■ **Entries**
--- begin ---

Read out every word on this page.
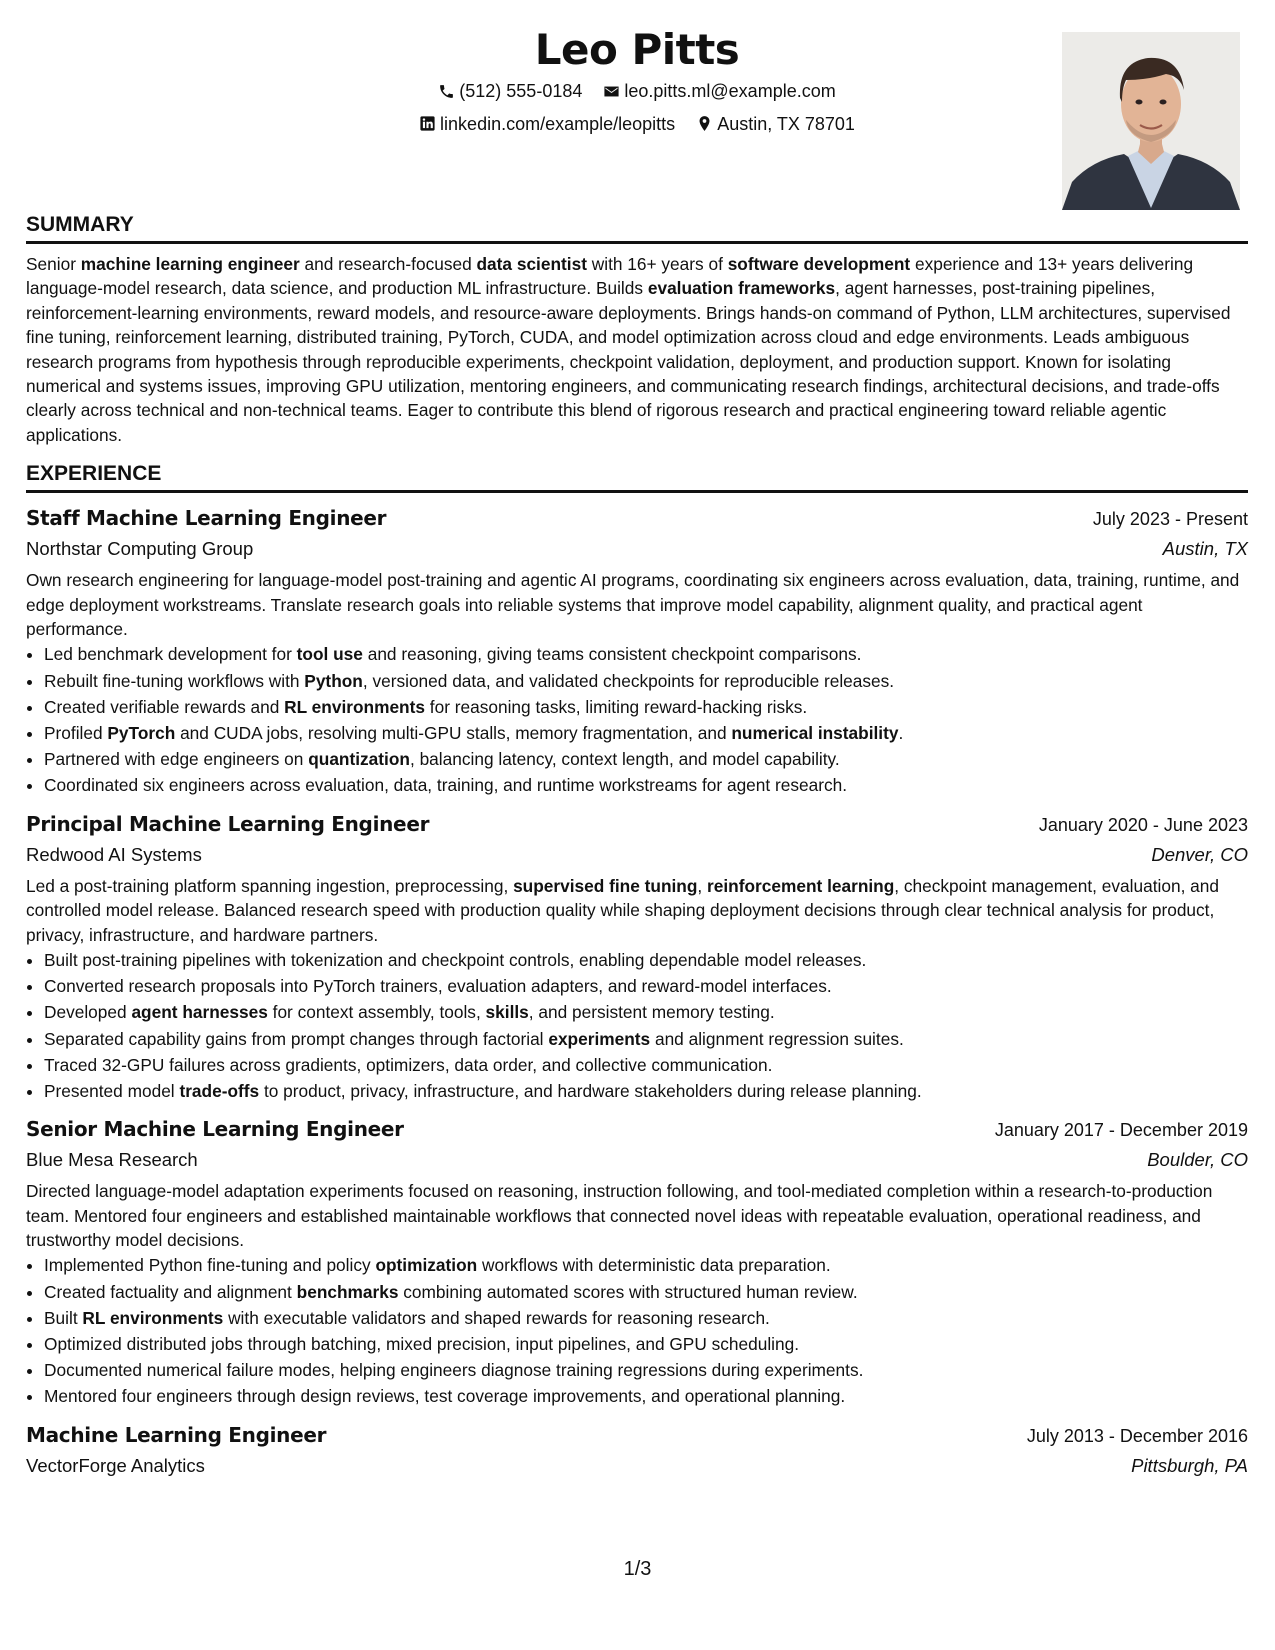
Leo Pitts
(512) 555-0184
leo.pitts.ml@example.com
linkedin.com/example/leopitts
Austin, TX 78701
SUMMARY

Senior machine learning engineer and research-focused data scientist with 16+ years of software development experience and 13+ years delivering language-model research, data science, and production ML infrastructure. Builds evaluation frameworks, agent harnesses, post-training pipelines, reinforcement-learning environments, reward models, and resource-aware deployments. Brings hands-on command of Python, LLM architectures, supervised fine tuning, reinforcement learning, distributed training, PyTorch, CUDA, and model optimization across cloud and edge environments. Leads ambiguous research programs from hypothesis through reproducible experiments, checkpoint validation, deployment, and production support. Known for isolating numerical and systems issues, improving GPU utilization, mentoring engineers, and communicating research findings, architectural decisions, and trade-offs clearly across technical and non-technical teams. Eager to contribute this blend of rigorous research and practical engineering toward reliable agentic applications.

EXPERIENCE
Staff Machine Learning Engineer	July 2023 - Present
Northstar Computing Group	Austin, TX

Own research engineering for language-model post-training and agentic AI programs, coordinating six engineers across evaluation, data, training, runtime, and edge deployment workstreams. Translate research goals into reliable systems that improve model capability, alignment quality, and practical agent performance.

• Led benchmark development for tool use and reasoning, giving teams consistent checkpoint comparisons.
• Rebuilt fine-tuning workflows with Python, versioned data, and validated checkpoints for reproducible releases.
• Created verifiable rewards and RL environments for reasoning tasks, limiting reward-hacking risks.
• Profiled PyTorch and CUDA jobs, resolving multi-GPU stalls, memory fragmentation, and numerical instability.
• Partnered with edge engineers on quantization, balancing latency, context length, and model capability.
• Coordinated six engineers across evaluation, data, training, and runtime workstreams for agent research.
Principal Machine Learning Engineer	January 2020 - June 2023
Redwood AI Systems	Denver, CO

Led a post-training platform spanning ingestion, preprocessing, supervised fine tuning, reinforcement learning, checkpoint management, evaluation, and controlled model release. Balanced research speed with production quality while shaping deployment decisions through clear technical analysis for product, privacy, infrastructure, and hardware partners.

• Built post-training pipelines with tokenization and checkpoint controls, enabling dependable model releases.
• Converted research proposals into PyTorch trainers, evaluation adapters, and reward-model interfaces.
• Developed agent harnesses for context assembly, tools, skills, and persistent memory testing.
• Separated capability gains from prompt changes through factorial experiments and alignment regression suites.
• Traced 32-GPU failures across gradients, optimizers, data order, and collective communication.
• Presented model trade-offs to product, privacy, infrastructure, and hardware stakeholders during release planning.
Senior Machine Learning Engineer	January 2017 - December 2019
Blue Mesa Research	Boulder, CO

Directed language-model adaptation experiments focused on reasoning, instruction following, and tool-mediated completion within a research-to-production team. Mentored four engineers and established maintainable workflows that connected novel ideas with repeatable evaluation, operational readiness, and trustworthy model decisions.

• Implemented Python fine-tuning and policy optimization workflows with deterministic data preparation.
• Created factuality and alignment benchmarks combining automated scores with structured human review.
• Built RL environments with executable validators and shaped rewards for reasoning research.
• Optimized distributed jobs through batching, mixed precision, input pipelines, and GPU scheduling.
• Documented numerical failure modes, helping engineers diagnose training regressions during experiments.
• Mentored four engineers through design reviews, test coverage improvements, and operational planning.
Machine Learning Engineer	July 2013 - December 2016
VectorForge Analytics	Pittsburgh, PA
1/3
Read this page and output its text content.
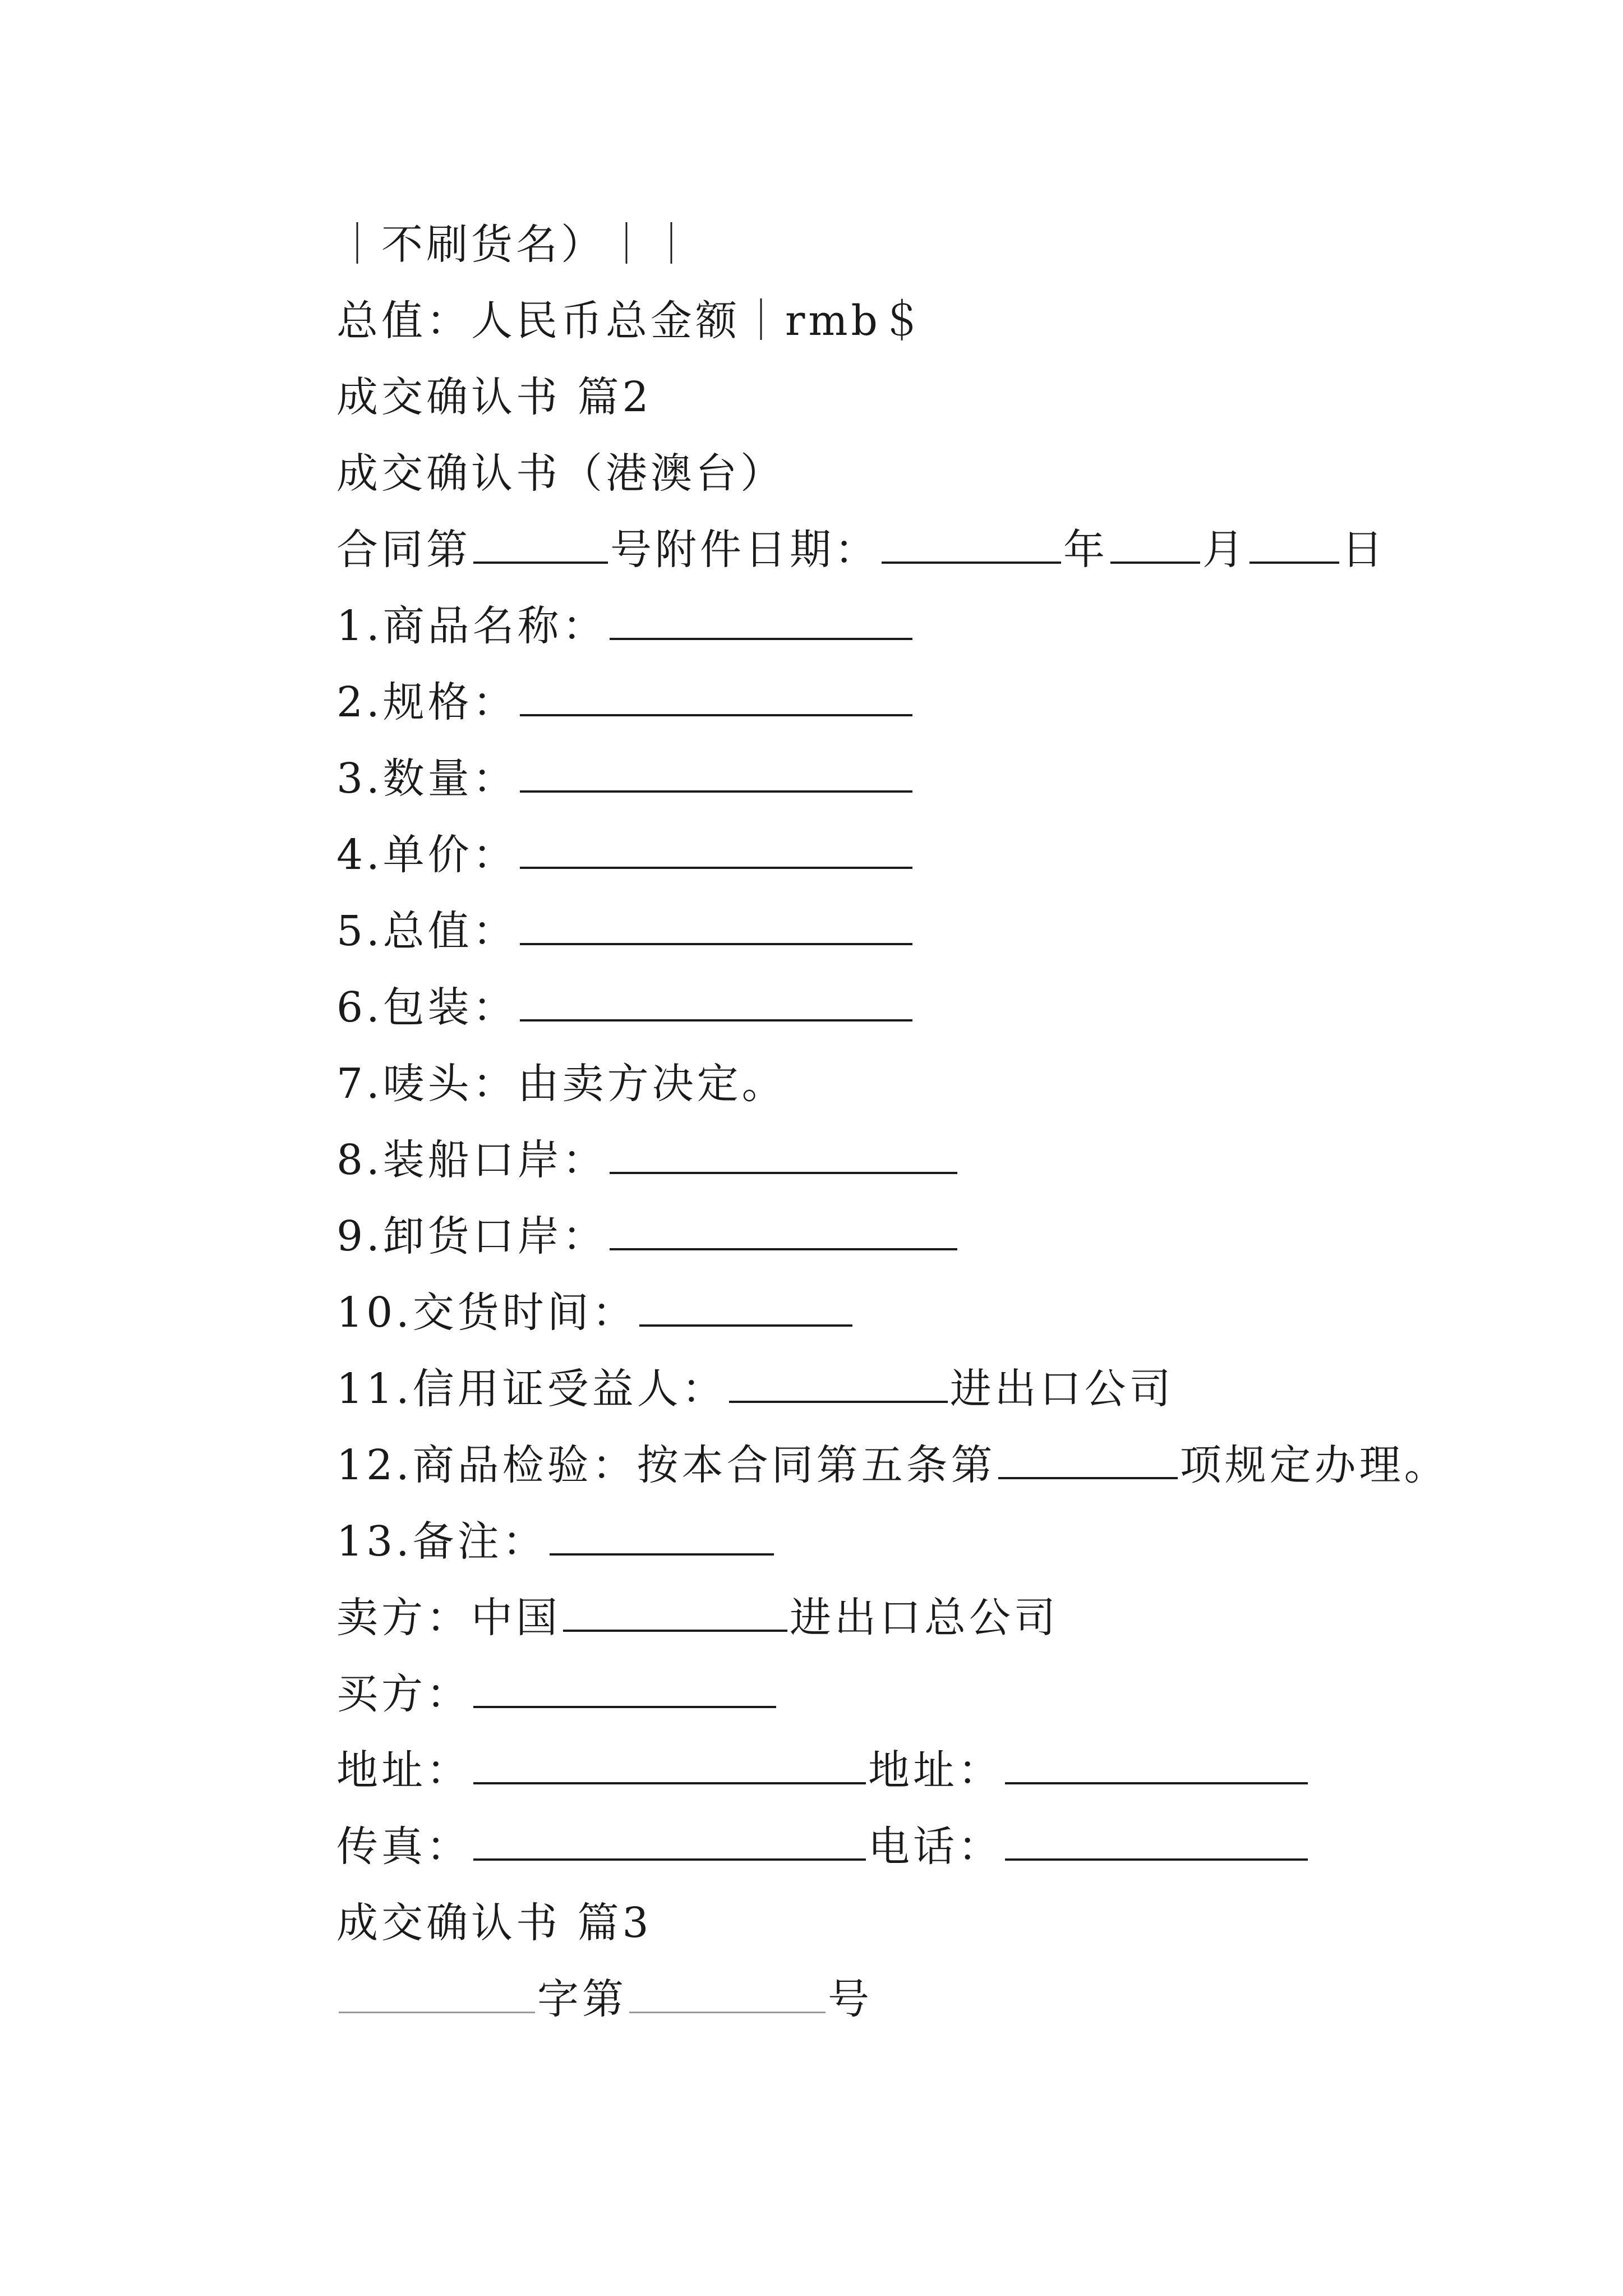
｜不刷货名）｜｜
总值：人民币总金额｜rmb＄
成交确认书 篇2
成交确认书（港澳台）
合同第	号附件日期：	年 月 日
1.商品名称：
2.规格：
3.数量：
4.单价：
5.总值：
6.包装：
7.唛头：由卖方决定。
8.装船口岸：
9.卸货口岸：
10.交货时间：
11.信用证受益人：	进出口公司
12.商品检验：按本合同第五条第	项规定办理。
13.备注：
卖方：中国	进出口总公司
买方：
地址：	地址：
传真：	电话：
成交确认书 篇3
字第	号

--- end ---

■ **Your goal**
Starting at the line that contains "Read this page and output its text content.", please write out every line to the end of the entries, inclusive, copied exactly and with pictures omitted.

■ **Problem solution**
Read this page and output its text content.
｜不刷货名）｜｜
总值：人民币总金额｜rmb＄
成交确认书 篇2
成交确认书（港澳台）
合同第	号附件日期：	年 月 日
1.商品名称：
2.规格：
3.数量：
4.单价：
5.总值：
6.包装：
7.唛头：由卖方决定。
8.装船口岸：
9.卸货口岸：
10.交货时间：
11.信用证受益人：	进出口公司
12.商品检验：按本合同第五条第	项规定办理。
13.备注：
卖方：中国	进出口总公司
买方：
地址：	地址：
传真：	电话：
成交确认书 篇3
字第	号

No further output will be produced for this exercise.